▶ GIVEN INSTRUCTION
Copy each line where the word "played" occurs.

▶ DATA EXTRACT
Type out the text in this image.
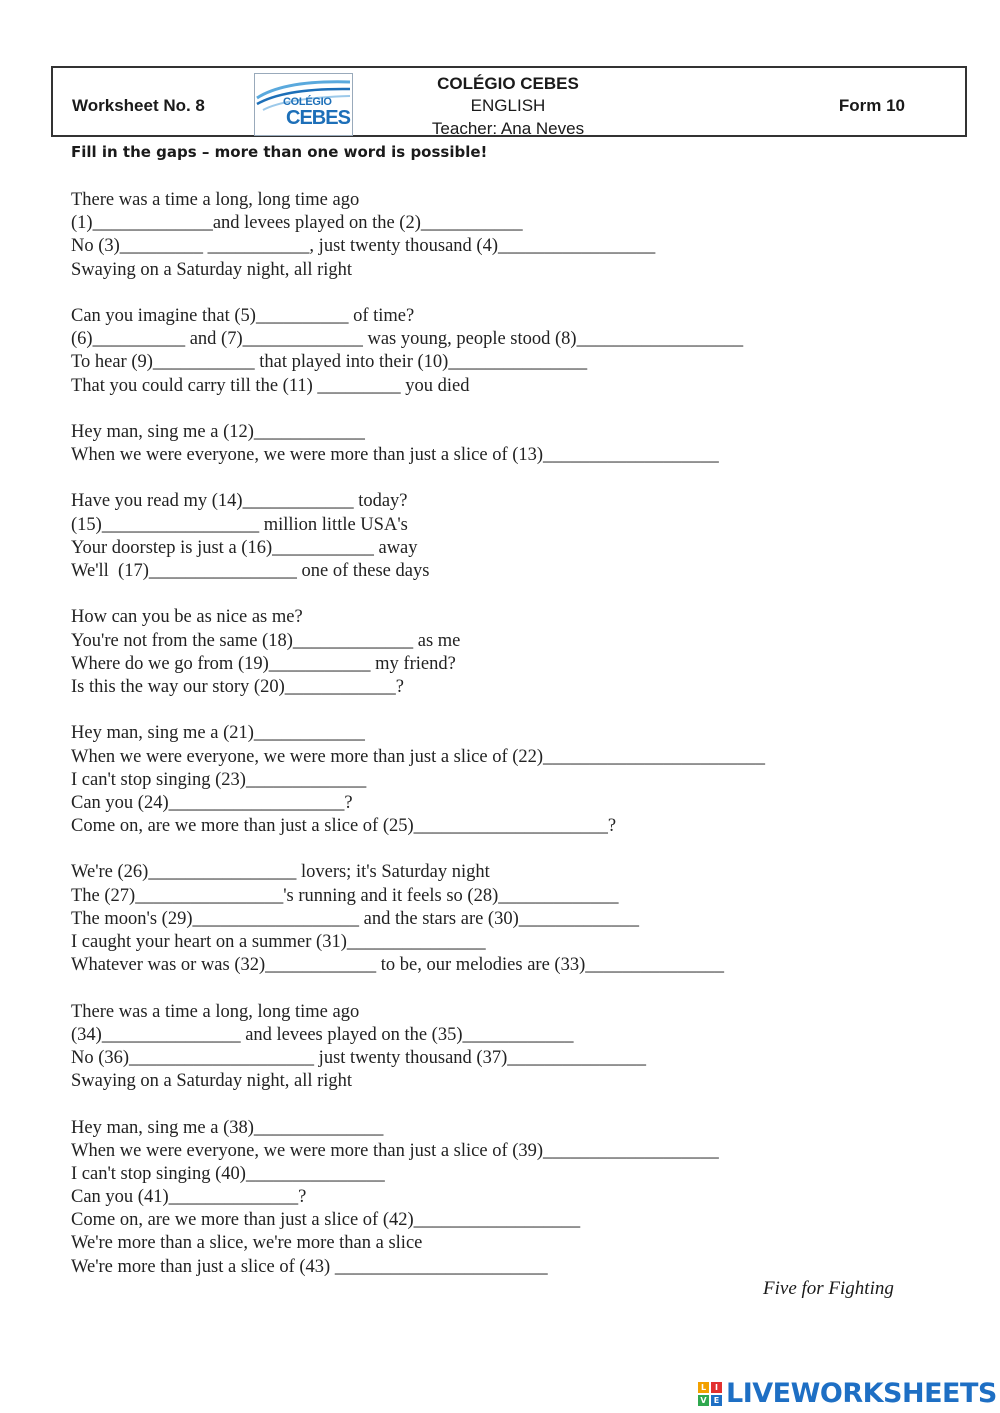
Worksheet No. 8	COLÉGIO
CEBES
COLÉGIO CEBES
ENGLISH
Teacher: Ana Neves
Form 10
Fill in the gaps – more than one word is possible!
There was a time a long, long time ago
(1)_____________and levees played on the (2)___________
No (3)_________ ___________, just twenty thousand (4)_________________
Swaying on a Saturday night, all right
Can you imagine that (5)__________ of time?
(6)__________ and (7)_____________ was young, people stood (8)__________________
To hear (9)___________ that played into their (10)_______________
That you could carry till the (11) _________ you died
Hey man, sing me a (12)____________
When we were everyone, we were more than just a slice of (13)___________________
Have you read my (14)____________ today?
(15)_________________ million little USA's
Your doorstep is just a (16)___________ away
We'll  (17)________________ one of these days
How can you be as nice as me?
You're not from the same (18)_____________ as me
Where do we go from (19)___________ my friend?
Is this the way our story (20)____________?
Hey man, sing me a (21)____________
When we were everyone, we were more than just a slice of (22)________________________
I can't stop singing (23)_____________
Can you (24)___________________?
Come on, are we more than just a slice of (25)_____________________?
We're (26)________________ lovers; it's Saturday night
The (27)________________'s running and it feels so (28)_____________
The moon's (29)__________________ and the stars are (30)_____________
I caught your heart on a summer (31)_______________
Whatever was or was (32)____________ to be, our melodies are (33)_______________
There was a time a long, long time ago
(34)_______________ and levees played on the (35)____________
No (36)____________________ just twenty thousand (37)_______________
Swaying on a Saturday night, all right
Hey man, sing me a (38)______________
When we were everyone, we were more than just a slice of (39)___________________
I can't stop singing (40)_______________
Can you (41)______________?
Come on, are we more than just a slice of (42)__________________
We're more than a slice, we're more than a slice
We're more than just a slice of (43) _______________________
Five for Fighting
L	I
V E LIVEWORKSHEETS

▶ EXERCISE RESPONSE
(1)_____________and levees played on the (2)___________
To hear (9)___________ that played into their (10)_______________
(34)_______________ and levees played on the (35)____________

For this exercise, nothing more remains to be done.